* [CHALLENGE] From the listing below, pull out the lines that hold "times".

Data entries
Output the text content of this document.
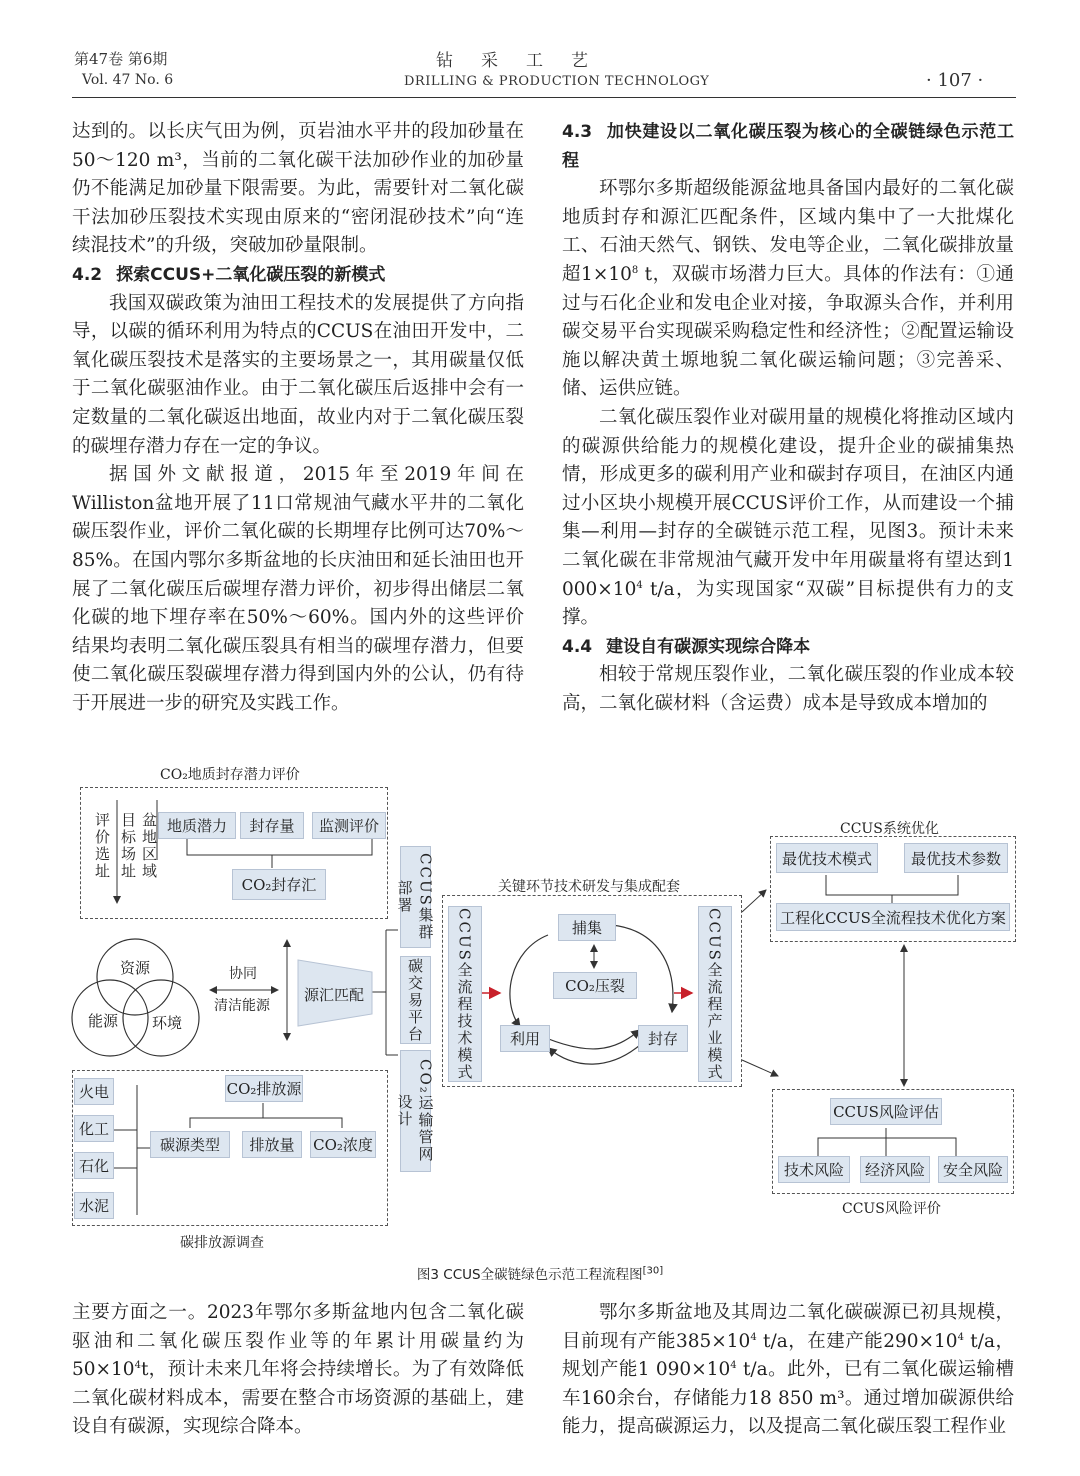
第47卷 第6期
Vol. 47 No. 6
钻采工艺
DRILLING & PRODUCTION TECHNOLOGY	· 107 ·

达到的。以长庆气田为例，页岩油水平井的段加砂量在50～120 m³，当前的二氧化碳干法加砂作业的加砂量仍不能满足加砂量下限需要。为此，需要针对二氧化碳干法加砂压裂技术实现由原来的“密闭混砂技术”向“连续混技术”的升级，突破加砂量限制。

4.2 探索CCUS+二氧化碳压裂的新模式

我国双碳政策为油田工程技术的发展提供了方向指导，以碳的循环利用为特点的CCUS在油田开发中，二氧化碳压裂技术是落实的主要场景之一，其用碳量仅低于二氧化碳驱油作业。由于二氧化碳压后返排中会有一定数量的二氧化碳返出地面，故业内对于二氧化碳压裂的碳埋存潜力存在一定的争议。

据国外文献报道，2015年至2019年间在Williston盆地开展了11口常规油气藏水平井的二氧化碳压裂作业，评价二氧化碳的长期埋存比例可达70%～85%。在国内鄂尔多斯盆地的长庆油田和延长油田也开展了二氧化碳压后碳埋存潜力评价，初步得出储层二氧化碳的地下埋存率在50%～60%。国内外的这些评价结果均表明二氧化碳压裂具有相当的碳埋存潜力，但要使二氧化碳压裂碳埋存潜力得到国内外的公认，仍有待于开展进一步的研究及实践工作。

4.3 加快建设以二氧化碳压裂为核心的全碳链绿色示范工程

环鄂尔多斯超级能源盆地具备国内最好的二氧化碳地质封存和源汇匹配条件，区域内集中了一大批煤化工、石油天然气、钢铁、发电等企业，二氧化碳排放量超$1\times 10^8$ t，双碳市场潜力巨大。具体的作法有：①通过与石化企业和发电企业对接，争取源头合作，并利用碳交易平台实现碳采购稳定性和经济性；②配置运输设施以解决黄土塬地貌二氧化碳运输问题；③完善采、储、运供应链。

二氧化碳压裂作业对碳用量的规模化将推动区域内的碳源供给能力的规模化建设，提升企业的碳捕集热情，形成更多的碳利用产业和碳封存项目，在油区内通过小区块小规模开展CCUS评价工作，从而建设一个捕集—利用—封存的全碳链示范工程，见图3。预计未来二氧化碳在非常规油气藏开发中年用碳量将有望达到1 $000\times 10^4$ t/a，为实现国家“双碳”目标提供有力的支撑。

4.4 建设自有碳源实现综合降本

相较于常规压裂作业，二氧化碳压裂的作业成本较高，二氧化碳材料（含运费）成本是导致成本增加的

CO₂地质封存潜力评价
评价选址	盆地区域目标场址	地质潜力	封存量	监测评价
CO₂封存汇
资源
能源 环境
协同
清洁能源
源汇匹配
CCUS集群部署
碳交易平台
CO₂运输管网设计
CO₂排放源
火电
化工
石化
水泥
碳源类型	排放量	CO₂浓度
碳排放源调查
关键环节技术研发与集成配套
CCUS全流程技术模式	CCUS全流程产业模式
捕集
CO₂压裂
利用	封存
CCUS系统优化
最优技术模式	最优技术参数
工程化CCUS全流程技术优化方案
CCUS风险评估
技术风险	经济风险	安全风险
CCUS风险评价
图3 CCUS全碳链绿色示范工程流程图[30]

主要方面之一。2023年鄂尔多斯盆地内包含二氧化碳驱油和二氧化碳压裂作业等的年累计用碳量约为$50\times 10^4t$，预计未来几年将会持续增长。为了有效降低二氧化碳材料成本，需要在整合市场资源的基础上，建设自有碳源，实现综合降本。

鄂尔多斯盆地及其周边二氧化碳碳源已初具规模，目前现有产能$385\times 10^4$ t/a，在建产能$290\times 10^4$ t/a，规划产能1 $090\times 10^4$ t/a。此外，已有二氧化碳运输槽车160余台，存储能力18 850 m³。通过增加碳源供给能力，提高碳源运力，以及提高二氧化碳压裂工程作业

* [FINAL RESULT]
环鄂尔多斯超级能源盆地具备国内最好的二氧化碳地质封存和源汇匹配条件，区域内集中了一大批煤化工、石油天然气、钢铁、发电等企业，二氧化碳排放量超$1\times 10^8$ t，双碳市场潜力巨大。具体的作法有：①通过与石化企业和发电企业对接，争取源头合作，并利用碳交易平台实现碳采购稳定性和经济性；②配置运输设施以解决黄土塬地貌二氧化碳运输问题；③完善采、储、运供应链。
二氧化碳压裂作业对碳用量的规模化将推动区域内的碳源供给能力的规模化建设，提升企业的碳捕集热情，形成更多的碳利用产业和碳封存项目，在油区内通过小区块小规模开展CCUS评价工作，从而建设一个捕集—利用—封存的全碳链示范工程，见图3。预计未来二氧化碳在非常规油气藏开发中年用碳量将有望达到1 $000\times 10^4$ t/a，为实现国家“双碳”目标提供有力的支撑。
主要方面之一。2023年鄂尔多斯盆地内包含二氧化碳驱油和二氧化碳压裂作业等的年累计用碳量约为$50\times 10^4t$，预计未来几年将会持续增长。为了有效降低二氧化碳材料成本，需要在整合市场资源的基础上，建设自有碳源，实现综合降本。
鄂尔多斯盆地及其周边二氧化碳碳源已初具规模，目前现有产能$385\times 10^4$ t/a，在建产能$290\times 10^4$ t/a，规划产能1 $090\times 10^4$ t/a。此外，已有二氧化碳运输槽车160余台，存储能力18 850 m³。通过增加碳源供给能力，提高碳源运力，以及提高二氧化碳压裂工程作业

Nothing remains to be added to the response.